- MATERIAL PROVIDED -
•••
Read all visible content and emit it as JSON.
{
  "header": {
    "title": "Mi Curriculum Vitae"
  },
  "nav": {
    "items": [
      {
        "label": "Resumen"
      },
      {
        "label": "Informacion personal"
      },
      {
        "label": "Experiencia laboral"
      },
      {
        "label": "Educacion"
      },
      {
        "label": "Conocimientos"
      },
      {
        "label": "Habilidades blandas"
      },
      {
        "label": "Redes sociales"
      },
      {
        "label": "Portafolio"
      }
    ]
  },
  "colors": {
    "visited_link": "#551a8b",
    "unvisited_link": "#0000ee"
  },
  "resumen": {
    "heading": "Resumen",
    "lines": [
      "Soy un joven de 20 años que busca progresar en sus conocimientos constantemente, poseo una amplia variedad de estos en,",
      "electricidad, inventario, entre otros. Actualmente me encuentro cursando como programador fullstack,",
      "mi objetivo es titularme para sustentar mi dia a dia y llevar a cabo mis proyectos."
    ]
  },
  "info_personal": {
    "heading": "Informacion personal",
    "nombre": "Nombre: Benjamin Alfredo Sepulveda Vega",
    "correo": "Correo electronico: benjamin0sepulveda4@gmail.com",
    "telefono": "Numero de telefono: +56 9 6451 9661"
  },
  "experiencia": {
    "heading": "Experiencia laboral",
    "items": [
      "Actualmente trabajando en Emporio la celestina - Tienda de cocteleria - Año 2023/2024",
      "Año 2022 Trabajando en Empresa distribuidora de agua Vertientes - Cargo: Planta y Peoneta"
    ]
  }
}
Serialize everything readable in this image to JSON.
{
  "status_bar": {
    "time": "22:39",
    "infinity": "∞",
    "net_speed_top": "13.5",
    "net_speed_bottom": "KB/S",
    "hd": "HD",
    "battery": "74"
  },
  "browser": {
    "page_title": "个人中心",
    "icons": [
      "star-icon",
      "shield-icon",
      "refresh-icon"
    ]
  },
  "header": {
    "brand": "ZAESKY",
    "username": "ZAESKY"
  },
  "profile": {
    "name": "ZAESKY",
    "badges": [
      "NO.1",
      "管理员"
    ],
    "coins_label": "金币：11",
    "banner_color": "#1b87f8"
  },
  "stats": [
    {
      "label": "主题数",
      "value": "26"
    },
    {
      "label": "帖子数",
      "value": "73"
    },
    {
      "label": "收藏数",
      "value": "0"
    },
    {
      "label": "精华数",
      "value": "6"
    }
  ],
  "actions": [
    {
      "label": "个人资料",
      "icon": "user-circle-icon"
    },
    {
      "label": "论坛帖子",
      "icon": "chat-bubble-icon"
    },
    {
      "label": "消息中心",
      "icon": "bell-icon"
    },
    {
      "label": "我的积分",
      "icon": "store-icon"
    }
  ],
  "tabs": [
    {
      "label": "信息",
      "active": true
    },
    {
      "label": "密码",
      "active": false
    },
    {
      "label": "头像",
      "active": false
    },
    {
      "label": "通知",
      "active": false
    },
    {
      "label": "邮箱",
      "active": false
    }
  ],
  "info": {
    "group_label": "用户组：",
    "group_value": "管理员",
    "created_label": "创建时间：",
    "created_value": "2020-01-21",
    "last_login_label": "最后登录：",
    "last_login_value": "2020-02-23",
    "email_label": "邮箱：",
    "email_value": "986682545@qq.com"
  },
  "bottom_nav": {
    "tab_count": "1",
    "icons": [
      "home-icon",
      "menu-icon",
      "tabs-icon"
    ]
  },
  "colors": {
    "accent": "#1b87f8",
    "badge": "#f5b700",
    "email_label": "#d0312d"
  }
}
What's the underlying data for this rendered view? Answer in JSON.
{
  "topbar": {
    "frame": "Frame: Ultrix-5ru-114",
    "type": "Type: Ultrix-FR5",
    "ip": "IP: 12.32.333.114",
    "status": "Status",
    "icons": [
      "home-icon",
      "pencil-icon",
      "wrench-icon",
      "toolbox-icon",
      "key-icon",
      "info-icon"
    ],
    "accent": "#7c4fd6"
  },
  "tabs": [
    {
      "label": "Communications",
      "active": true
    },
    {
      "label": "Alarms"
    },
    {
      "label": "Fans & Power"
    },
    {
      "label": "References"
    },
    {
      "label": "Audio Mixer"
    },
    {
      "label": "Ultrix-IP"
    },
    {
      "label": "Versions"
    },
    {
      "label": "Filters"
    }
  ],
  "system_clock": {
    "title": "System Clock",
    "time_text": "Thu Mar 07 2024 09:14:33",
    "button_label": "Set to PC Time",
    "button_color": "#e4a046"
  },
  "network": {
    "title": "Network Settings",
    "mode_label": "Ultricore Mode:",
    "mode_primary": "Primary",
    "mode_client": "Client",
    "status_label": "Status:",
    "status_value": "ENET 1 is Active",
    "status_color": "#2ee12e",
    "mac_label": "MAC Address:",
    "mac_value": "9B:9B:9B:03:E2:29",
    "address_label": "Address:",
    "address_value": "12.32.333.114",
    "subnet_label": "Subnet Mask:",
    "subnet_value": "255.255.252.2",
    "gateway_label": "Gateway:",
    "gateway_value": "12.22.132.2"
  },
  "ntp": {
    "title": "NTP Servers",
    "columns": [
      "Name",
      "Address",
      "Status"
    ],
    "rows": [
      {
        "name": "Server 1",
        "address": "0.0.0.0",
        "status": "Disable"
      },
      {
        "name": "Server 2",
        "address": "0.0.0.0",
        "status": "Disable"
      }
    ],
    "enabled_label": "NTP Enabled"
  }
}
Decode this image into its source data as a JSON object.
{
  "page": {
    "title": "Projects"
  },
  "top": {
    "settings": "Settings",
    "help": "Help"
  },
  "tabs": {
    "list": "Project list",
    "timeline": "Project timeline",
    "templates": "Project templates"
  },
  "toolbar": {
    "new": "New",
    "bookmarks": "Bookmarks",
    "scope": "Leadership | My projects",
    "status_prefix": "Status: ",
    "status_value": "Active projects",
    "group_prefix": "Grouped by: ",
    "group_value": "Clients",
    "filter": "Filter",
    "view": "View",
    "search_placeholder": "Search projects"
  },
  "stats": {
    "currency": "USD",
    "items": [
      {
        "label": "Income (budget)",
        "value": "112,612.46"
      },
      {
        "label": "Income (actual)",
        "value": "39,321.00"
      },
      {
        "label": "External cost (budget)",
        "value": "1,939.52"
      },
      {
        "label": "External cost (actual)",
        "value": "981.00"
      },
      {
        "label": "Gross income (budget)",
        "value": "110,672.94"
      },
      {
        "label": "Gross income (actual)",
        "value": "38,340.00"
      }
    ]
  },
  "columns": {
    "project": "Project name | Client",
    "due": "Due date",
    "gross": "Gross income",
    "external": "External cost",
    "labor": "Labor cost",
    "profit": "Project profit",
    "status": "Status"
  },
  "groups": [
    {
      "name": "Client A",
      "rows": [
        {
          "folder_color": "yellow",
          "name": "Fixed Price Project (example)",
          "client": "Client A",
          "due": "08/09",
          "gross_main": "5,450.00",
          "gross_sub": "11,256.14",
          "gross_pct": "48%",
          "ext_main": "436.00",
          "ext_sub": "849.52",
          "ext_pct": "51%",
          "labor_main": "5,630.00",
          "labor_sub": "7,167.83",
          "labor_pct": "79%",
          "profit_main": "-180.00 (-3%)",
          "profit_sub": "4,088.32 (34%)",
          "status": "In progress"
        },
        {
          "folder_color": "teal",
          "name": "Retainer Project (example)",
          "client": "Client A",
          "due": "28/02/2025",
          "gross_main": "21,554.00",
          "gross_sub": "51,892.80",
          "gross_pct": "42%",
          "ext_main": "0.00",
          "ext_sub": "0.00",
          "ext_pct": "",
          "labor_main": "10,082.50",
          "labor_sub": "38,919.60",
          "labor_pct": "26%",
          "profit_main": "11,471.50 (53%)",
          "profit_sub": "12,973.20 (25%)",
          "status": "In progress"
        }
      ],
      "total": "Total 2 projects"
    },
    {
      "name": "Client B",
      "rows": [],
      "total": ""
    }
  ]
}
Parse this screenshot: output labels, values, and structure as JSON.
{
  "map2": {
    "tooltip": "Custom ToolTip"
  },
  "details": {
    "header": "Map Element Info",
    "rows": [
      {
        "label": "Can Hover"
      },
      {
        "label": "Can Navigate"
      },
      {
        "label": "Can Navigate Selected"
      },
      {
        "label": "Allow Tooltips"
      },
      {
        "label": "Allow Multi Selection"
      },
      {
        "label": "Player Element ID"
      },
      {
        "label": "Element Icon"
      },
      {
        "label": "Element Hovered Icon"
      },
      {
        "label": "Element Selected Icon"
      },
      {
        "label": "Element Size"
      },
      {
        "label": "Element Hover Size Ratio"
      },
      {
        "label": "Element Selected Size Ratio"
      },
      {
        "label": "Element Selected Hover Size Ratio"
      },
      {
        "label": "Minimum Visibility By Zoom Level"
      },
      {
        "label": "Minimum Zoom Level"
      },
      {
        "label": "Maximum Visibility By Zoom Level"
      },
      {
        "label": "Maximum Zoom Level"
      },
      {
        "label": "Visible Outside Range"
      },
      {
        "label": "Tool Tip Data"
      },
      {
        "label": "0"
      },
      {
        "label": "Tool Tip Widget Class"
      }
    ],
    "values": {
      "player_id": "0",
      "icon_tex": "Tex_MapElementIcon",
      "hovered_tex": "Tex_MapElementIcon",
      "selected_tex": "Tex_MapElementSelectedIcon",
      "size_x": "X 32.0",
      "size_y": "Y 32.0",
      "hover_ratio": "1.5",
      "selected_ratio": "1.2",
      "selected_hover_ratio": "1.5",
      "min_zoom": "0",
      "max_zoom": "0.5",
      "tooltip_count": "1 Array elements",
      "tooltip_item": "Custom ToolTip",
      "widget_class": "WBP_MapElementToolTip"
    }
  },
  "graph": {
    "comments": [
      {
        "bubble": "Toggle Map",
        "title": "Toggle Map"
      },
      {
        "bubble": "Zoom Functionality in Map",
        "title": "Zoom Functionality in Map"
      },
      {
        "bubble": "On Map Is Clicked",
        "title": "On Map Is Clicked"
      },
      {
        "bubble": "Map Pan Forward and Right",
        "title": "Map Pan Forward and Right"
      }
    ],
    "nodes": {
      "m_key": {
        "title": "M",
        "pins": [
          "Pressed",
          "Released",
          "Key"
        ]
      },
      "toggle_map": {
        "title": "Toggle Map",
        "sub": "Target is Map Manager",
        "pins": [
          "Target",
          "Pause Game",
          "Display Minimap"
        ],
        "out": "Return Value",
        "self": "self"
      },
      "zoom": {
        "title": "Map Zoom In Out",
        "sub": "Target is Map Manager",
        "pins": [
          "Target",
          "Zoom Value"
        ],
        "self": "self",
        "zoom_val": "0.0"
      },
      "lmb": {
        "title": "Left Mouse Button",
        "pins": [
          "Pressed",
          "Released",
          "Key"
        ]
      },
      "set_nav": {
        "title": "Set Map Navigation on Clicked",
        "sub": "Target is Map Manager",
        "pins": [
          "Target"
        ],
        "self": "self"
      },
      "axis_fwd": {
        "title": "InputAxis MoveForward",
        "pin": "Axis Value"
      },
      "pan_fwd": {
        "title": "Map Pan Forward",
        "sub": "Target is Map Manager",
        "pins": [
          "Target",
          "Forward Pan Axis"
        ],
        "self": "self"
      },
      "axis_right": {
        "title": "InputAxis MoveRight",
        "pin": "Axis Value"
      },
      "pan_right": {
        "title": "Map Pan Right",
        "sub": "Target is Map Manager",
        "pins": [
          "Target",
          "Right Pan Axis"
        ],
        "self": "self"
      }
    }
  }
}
•••
- EXERCISE GOAL -
State how many lines of the listing hold the string "Maximum"; reply with the number and nothing else.

- PROBLEM SOLUTION -
2